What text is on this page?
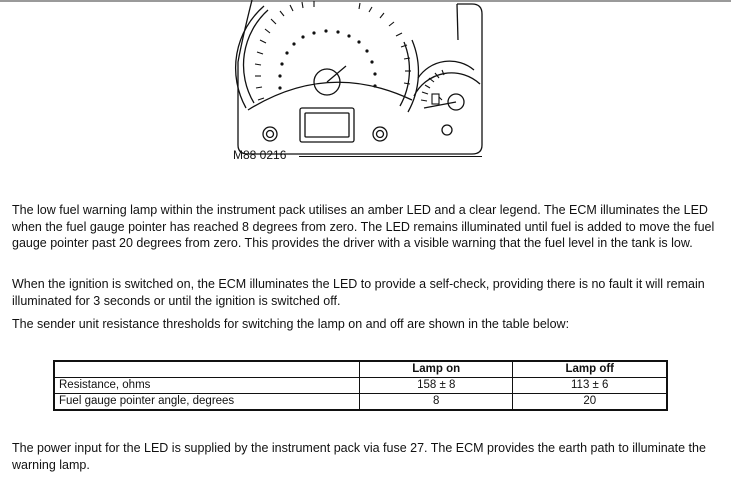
M88 0216

The low fuel warning lamp within the instrument pack utilises an amber LED and a clear legend. The ECM illuminates the LED when the fuel gauge pointer has reached 8 degrees from zero. The LED remains illuminated until fuel is added to move the fuel gauge pointer past 20 degrees from zero. This provides the driver with a visible warning that the fuel level in the tank is low.

When the ignition is switched on, the ECM illuminates the LED to provide a self-check, providing there is no fault it will remain illuminated for 3 seconds or until the ignition is switched off.

The sender unit resistance thresholds for switching the lamp on and off are shown in the table below:

	Lamp on	Lamp off
Resistance, ohms	158 ± 8	113 ± 6
Fuel gauge pointer angle, degrees	8	20

The power input for the LED is supplied by the instrument pack via fuse 27. The ECM provides the earth path to illuminate the warning lamp.
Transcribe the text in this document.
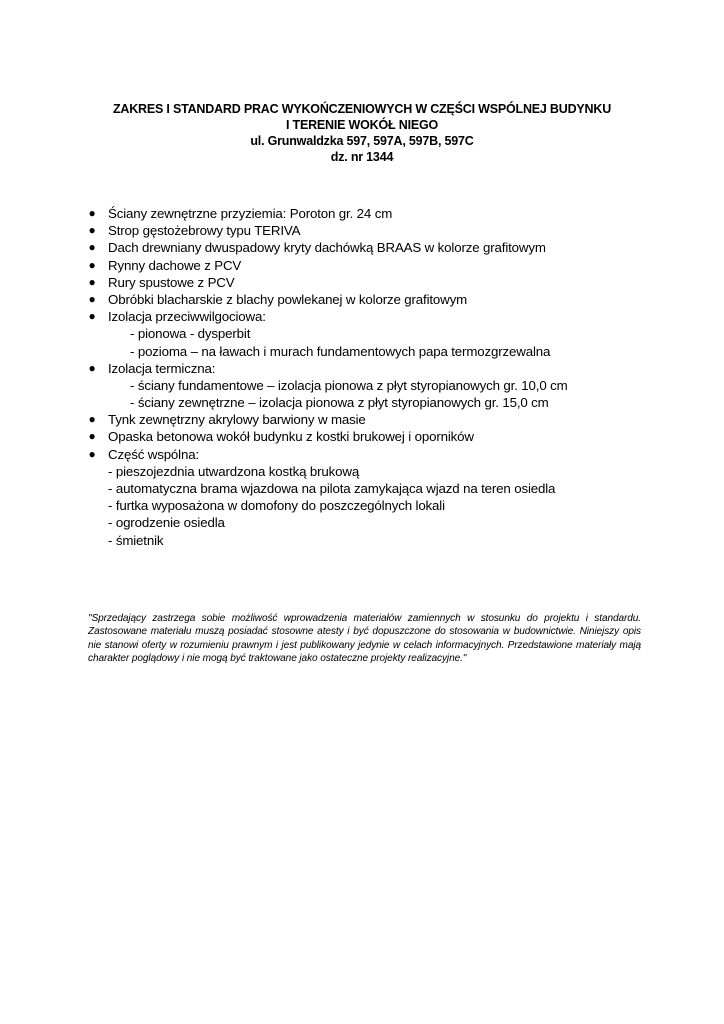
ZAKRES I STANDARD PRAC WYKOŃCZENIOWYCH W CZĘŚCI WSPÓLNEJ BUDYNKU
I TERENIE WOKÓŁ NIEGO
ul. Grunwaldzka 597, 597A, 597B, 597C
dz. nr 1344
● Ściany zewnętrzne przyziemia: Poroton gr. 24 cm
● Strop gęstożebrowy typu TERIVA
● Dach drewniany dwuspadowy kryty dachówką BRAAS w kolorze grafitowym
● Rynny dachowe z PCV
● Rury spustowe z PCV
● Obróbki blacharskie z blachy powlekanej w kolorze grafitowym
● Izolacja przeciwwilgociowa:
- pionowa - dysperbit
- pozioma – na ławach i murach fundamentowych papa termozgrzewalna
● Izolacja termiczna:
- ściany fundamentowe – izolacja pionowa z płyt styropianowych gr. 10,0 cm
- ściany zewnętrzne – izolacja pionowa z płyt styropianowych gr. 15,0 cm
● Tynk zewnętrzny akrylowy barwiony w masie
● Opaska betonowa wokół budynku z kostki brukowej i oporników
● Część wspólna:
- pieszojezdnia utwardzona kostką brukową
- automatyczna brama wjazdowa na pilota zamykająca wjazd na teren osiedla
- furtka wyposażona w domofony do poszczególnych lokali
- ogrodzenie osiedla
- śmietnik
"Sprzedający zastrzega sobie możliwość wprowadzenia materiałów zamiennych w stosunku do projektu i standardu. Zastosowane materiału muszą posiadać stosowne atesty i być dopuszczone do stosowania w budownictwie. Niniejszy opis nie stanowi oferty w rozumieniu prawnym i jest publikowany jedynie w celach informacyjnych. Przedstawione materiały mają charakter poglądowy i nie mogą być traktowane jako ostateczne projekty realizacyjne."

::::

Given exercise — Quote the listing above in full, except for the pictures.

Solution for this task —
What text is on this page?
M88 0216

The low fuel warning lamp within the instrument pack utilises an amber LED and a clear legend. The ECM illuminates the LED when the fuel gauge pointer has reached 8 degrees from zero. The LED remains illuminated until fuel is added to move the fuel gauge pointer past 20 degrees from zero. This provides the driver with a visible warning that the fuel level in the tank is low.

When the ignition is switched on, the ECM illuminates the LED to provide a self-check, providing there is no fault it will remain illuminated for 3 seconds or until the ignition is switched off.

The sender unit resistance thresholds for switching the lamp on and off are shown in the table below:

	Lamp on	Lamp off
Resistance, ohms	158 ± 8	113 ± 6
Fuel gauge pointer angle, degrees	8	20

The power input for the LED is supplied by the instrument pack via fuse 27. The ECM provides the earth path to illuminate the warning lamp.
Transcribe the text in this document.
ZAKRES I STANDARD PRAC WYKOŃCZENIOWYCH W CZĘŚCI WSPÓLNEJ BUDYNKU
I TERENIE WOKÓŁ NIEGO
ul. Grunwaldzka 597, 597A, 597B, 597C
dz. nr 1344
● Ściany zewnętrzne przyziemia: Poroton gr. 24 cm
● Strop gęstożebrowy typu TERIVA
● Dach drewniany dwuspadowy kryty dachówką BRAAS w kolorze grafitowym
● Rynny dachowe z PCV
● Rury spustowe z PCV
● Obróbki blacharskie z blachy powlekanej w kolorze grafitowym
● Izolacja przeciwwilgociowa:
- pionowa - dysperbit
- pozioma – na ławach i murach fundamentowych papa termozgrzewalna
● Izolacja termiczna:
- ściany fundamentowe – izolacja pionowa z płyt styropianowych gr. 10,0 cm
- ściany zewnętrzne – izolacja pionowa z płyt styropianowych gr. 15,0 cm
● Tynk zewnętrzny akrylowy barwiony w masie
● Opaska betonowa wokół budynku z kostki brukowej i oporników
● Część wspólna:
- pieszojezdnia utwardzona kostką brukową
- automatyczna brama wjazdowa na pilota zamykająca wjazd na teren osiedla
- furtka wyposażona w domofony do poszczególnych lokali
- ogrodzenie osiedla
- śmietnik
"Sprzedający zastrzega sobie możliwość wprowadzenia materiałów zamiennych w stosunku do projektu i standardu. Zastosowane materiału muszą posiadać stosowne atesty i być dopuszczone do stosowania w budownictwie. Niniejszy opis nie stanowi oferty w rozumieniu prawnym i jest publikowany jedynie w celach informacyjnych. Przedstawione materiały mają charakter poglądowy i nie mogą być traktowane jako ostateczne projekty realizacyjne."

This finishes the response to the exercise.